> **Task directions**: Skip every image and restate the data word for word.

Dataset items:
__________

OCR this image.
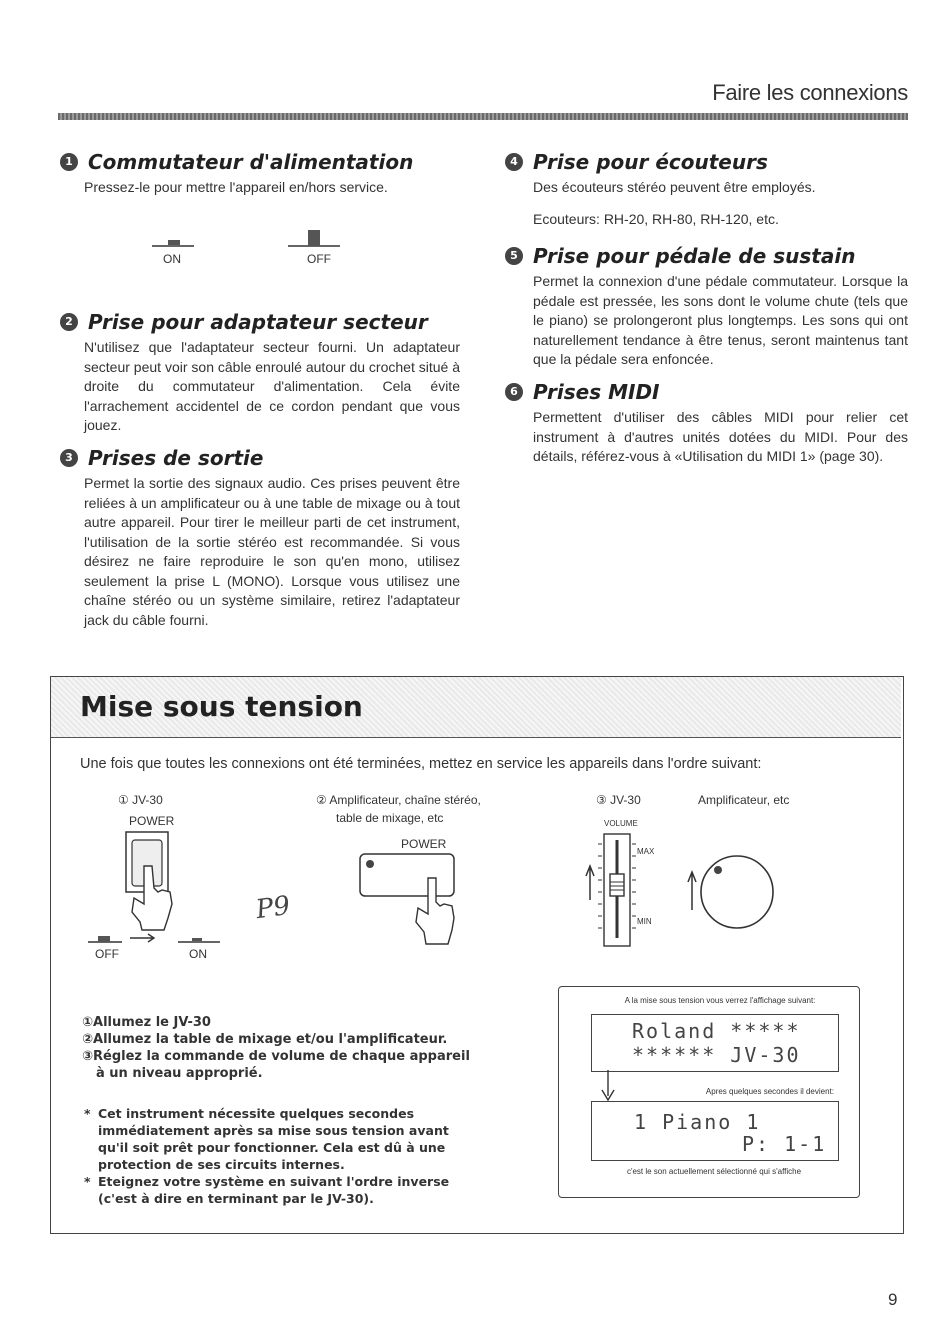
Faire les connexions
1 Commutateur d'alimentation

Pressez-le pour mettre l'appareil en/hors service.

ON	OFF
2 Prise pour adaptateur secteur

N'utilisez que l'adaptateur secteur fourni. Un adaptateur secteur peut voir son câble enroulé autour du crochet situé à droite du commutateur d'alimentation. Cela évite l'arrachement accidentel de ce cordon pendant que vous jouez.

3 Prises de sortie

Permet la sortie des signaux audio. Ces prises peuvent être reliées à un amplificateur ou à une table de mixage ou à tout autre appareil. Pour tirer le meilleur parti de cet instrument, l'utilisation de la sortie stéréo est recommandée. Si vous désirez ne faire reproduire le son qu'en mono, utilisez seulement la prise L (MONO). Lorsque vous utilisez une chaîne stéréo ou un système similaire, retirez l'adaptateur jack du câble fourni.

4 Prise pour écouteurs

Des écouteurs stéréo peuvent être employés.

Ecouteurs: RH-20, RH-80, RH-120, etc.

5 Prise pour pédale de sustain

Permet la connexion d'une pédale commutateur. Lorsque la pédale est pressée, les sons dont le volume chute (tels que le piano) se prolongeront plus longtemps. Les sons qui ont naturellement tendance à être tenus, seront maintenus tant que la pédale sera enfoncée.

6 Prises MIDI

Permettent d'utiliser des câbles MIDI pour relier cet instrument à d'autres unités dotées du MIDI. Pour des détails, référez-vous à «Utilisation du MIDI 1» (page 30).

Mise sous tension
Une fois que toutes les connexions ont été terminées, mettez en service les appareils dans l'ordre suivant:
① JV-30
POWER
OFF	ON
P9
② Amplificateur, chaîne stéréo,
table de mixage, etc
POWER
③ JV-30	Amplificateur, etc
VOLUME
MAX
MIN
①Allumez le JV-30
②Allumez la table de mixage et/ou l'amplificateur.
③Réglez la commande de volume de chaque appareil
à un niveau approprié.

* Cet instrument nécessite quelques secondes immédiatement après sa mise sous tension avant qu'il soit prêt pour fonctionner. Cela est dû à une protection de ses circuits internes.

* Eteignez votre système en suivant l'ordre inverse (c'est à dire en terminant par le JV-30).

A la mise sous tension vous verrez l'affichage suivant:
Roland *****
****** JV-30
Apres quelques secondes il devient:
1 Piano 1
P: 1-1
c'est le son actuellement sélectionné qui s'affiche
9
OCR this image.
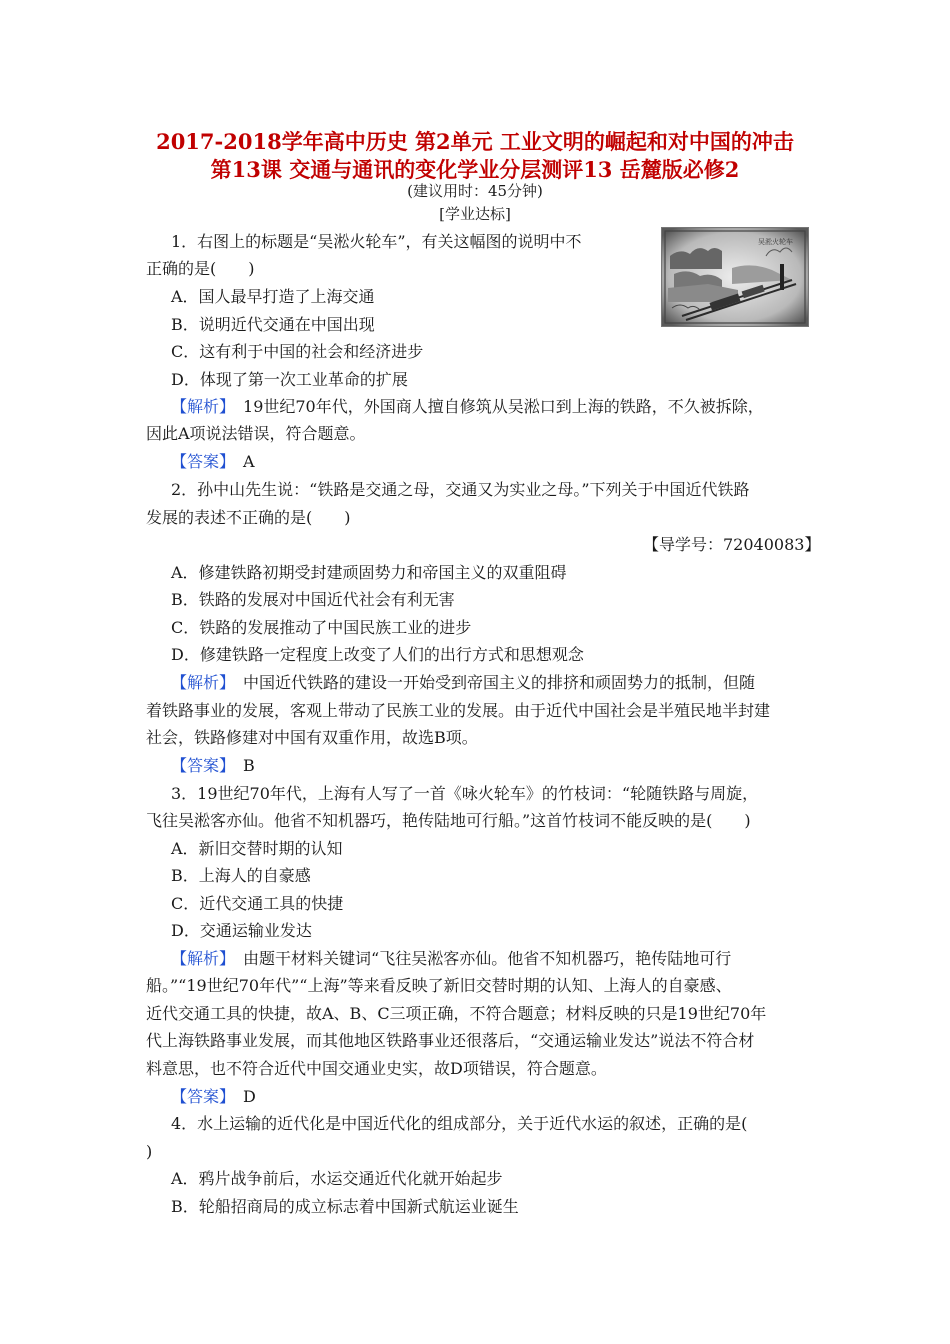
2017-2018学年高中历史 第2单元 工业文明的崛起和对中国的冲击
第13课 交通与通讯的变化学业分层测评13 岳麓版必修2
(建议用时：45分钟)
[学业达标]
吴淞火轮车
1．右图上的标题是“吴淞火轮车”，有关这幅图的说明中不
正确的是(　　)
A．国人最早打造了上海交通
B．说明近代交通在中国出现
C．这有利于中国的社会和经济进步
D．体现了第一次工业革命的扩展
【解析】　19世纪70年代，外国商人擅自修筑从吴淞口到上海的铁路，不久被拆除，
因此A项说法错误，符合题意。
【答案】　A
2．孙中山先生说：“铁路是交通之母，交通又为实业之母。”下列关于中国近代铁路
发展的表述不正确的是(　　)
【导学号：72040083】
A．修建铁路初期受封建顽固势力和帝国主义的双重阻碍
B．铁路的发展对中国近代社会有利无害
C．铁路的发展推动了中国民族工业的进步
D．修建铁路一定程度上改变了人们的出行方式和思想观念
【解析】　中国近代铁路的建设一开始受到帝国主义的排挤和顽固势力的抵制，但随
着铁路事业的发展，客观上带动了民族工业的发展。由于近代中国社会是半殖民地半封建
社会，铁路修建对中国有双重作用，故选B项。
【答案】　B
3．19世纪70年代，上海有人写了一首《咏火轮车》的竹枝词：“轮随铁路与周旋，
飞往吴淞客亦仙。他省不知机器巧，艳传陆地可行船。”这首竹枝词不能反映的是(　　)
A．新旧交替时期的认知
B．上海人的自豪感
C．近代交通工具的快捷
D．交通运输业发达
【解析】　由题干材料关键词“飞往吴淞客亦仙。他省不知机器巧，艳传陆地可行
船。”“19世纪70年代”“上海”等来看反映了新旧交替时期的认知、上海人的自豪感、
近代交通工具的快捷，故A、B、C三项正确，不符合题意；材料反映的只是19世纪70年
代上海铁路事业发展，而其他地区铁路事业还很落后，“交通运输业发达”说法不符合材
料意思，也不符合近代中国交通业史实，故D项错误，符合题意。
【答案】　D
4．水上运输的近代化是中国近代化的组成部分，关于近代水运的叙述，正确的是(
)
A．鸦片战争前后，水运交通近代化就开始起步
B．轮船招商局的成立标志着中国新式航运业诞生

__________

> **Completed task**:
OCR this image.
Faire les connexions
1 Commutateur d'alimentation

Pressez-le pour mettre l'appareil en/hors service.

ON	OFF
2 Prise pour adaptateur secteur

N'utilisez que l'adaptateur secteur fourni. Un adaptateur secteur peut voir son câble enroulé autour du crochet situé à droite du commutateur d'alimentation. Cela évite l'arrachement accidentel de ce cordon pendant que vous jouez.

3 Prises de sortie

Permet la sortie des signaux audio. Ces prises peuvent être reliées à un amplificateur ou à une table de mixage ou à tout autre appareil. Pour tirer le meilleur parti de cet instrument, l'utilisation de la sortie stéréo est recommandée. Si vous désirez ne faire reproduire le son qu'en mono, utilisez seulement la prise L (MONO). Lorsque vous utilisez une chaîne stéréo ou un système similaire, retirez l'adaptateur jack du câble fourni.

4 Prise pour écouteurs

Des écouteurs stéréo peuvent être employés.

Ecouteurs: RH-20, RH-80, RH-120, etc.

5 Prise pour pédale de sustain

Permet la connexion d'une pédale commutateur. Lorsque la pédale est pressée, les sons dont le volume chute (tels que le piano) se prolongeront plus longtemps. Les sons qui ont naturellement tendance à être tenus, seront maintenus tant que la pédale sera enfoncée.

6 Prises MIDI

Permettent d'utiliser des câbles MIDI pour relier cet instrument à d'autres unités dotées du MIDI. Pour des détails, référez-vous à «Utilisation du MIDI 1» (page 30).

Mise sous tension
Une fois que toutes les connexions ont été terminées, mettez en service les appareils dans l'ordre suivant:
① JV-30
POWER
OFF	ON
P9
② Amplificateur, chaîne stéréo,
table de mixage, etc
POWER
③ JV-30	Amplificateur, etc
VOLUME
MAX
MIN
①Allumez le JV-30
②Allumez la table de mixage et/ou l'amplificateur.
③Réglez la commande de volume de chaque appareil
à un niveau approprié.

* Cet instrument nécessite quelques secondes immédiatement après sa mise sous tension avant qu'il soit prêt pour fonctionner. Cela est dû à une protection de ses circuits internes.

* Eteignez votre système en suivant l'ordre inverse (c'est à dire en terminant par le JV-30).

A la mise sous tension vous verrez l'affichage suivant:
Roland *****
****** JV-30
Apres quelques secondes il devient:
1 Piano 1
P: 1-1
c'est le son actuellement sélectionné qui s'affiche
9
OCR this image.
2017-2018学年高中历史 第2单元 工业文明的崛起和对中国的冲击
第13课 交通与通讯的变化学业分层测评13 岳麓版必修2
(建议用时：45分钟)
[学业达标]
吴淞火轮车
1．右图上的标题是“吴淞火轮车”，有关这幅图的说明中不
正确的是(　　)
A．国人最早打造了上海交通
B．说明近代交通在中国出现
C．这有利于中国的社会和经济进步
D．体现了第一次工业革命的扩展
【解析】　19世纪70年代，外国商人擅自修筑从吴淞口到上海的铁路，不久被拆除，
因此A项说法错误，符合题意。
【答案】　A
2．孙中山先生说：“铁路是交通之母，交通又为实业之母。”下列关于中国近代铁路
发展的表述不正确的是(　　)
【导学号：72040083】
A．修建铁路初期受封建顽固势力和帝国主义的双重阻碍
B．铁路的发展对中国近代社会有利无害
C．铁路的发展推动了中国民族工业的进步
D．修建铁路一定程度上改变了人们的出行方式和思想观念
【解析】　中国近代铁路的建设一开始受到帝国主义的排挤和顽固势力的抵制，但随
着铁路事业的发展，客观上带动了民族工业的发展。由于近代中国社会是半殖民地半封建
社会，铁路修建对中国有双重作用，故选B项。
【答案】　B
3．19世纪70年代，上海有人写了一首《咏火轮车》的竹枝词：“轮随铁路与周旋，
飞往吴淞客亦仙。他省不知机器巧，艳传陆地可行船。”这首竹枝词不能反映的是(　　)
A．新旧交替时期的认知
B．上海人的自豪感
C．近代交通工具的快捷
D．交通运输业发达
【解析】　由题干材料关键词“飞往吴淞客亦仙。他省不知机器巧，艳传陆地可行
船。”“19世纪70年代”“上海”等来看反映了新旧交替时期的认知、上海人的自豪感、
近代交通工具的快捷，故A、B、C三项正确，不符合题意；材料反映的只是19世纪70年
代上海铁路事业发展，而其他地区铁路事业还很落后，“交通运输业发达”说法不符合材
料意思，也不符合近代中国交通业史实，故D项错误，符合题意。
【答案】　D
4．水上运输的近代化是中国近代化的组成部分，关于近代水运的叙述，正确的是(
)
A．鸦片战争前后，水运交通近代化就开始起步
B．轮船招商局的成立标志着中国新式航运业诞生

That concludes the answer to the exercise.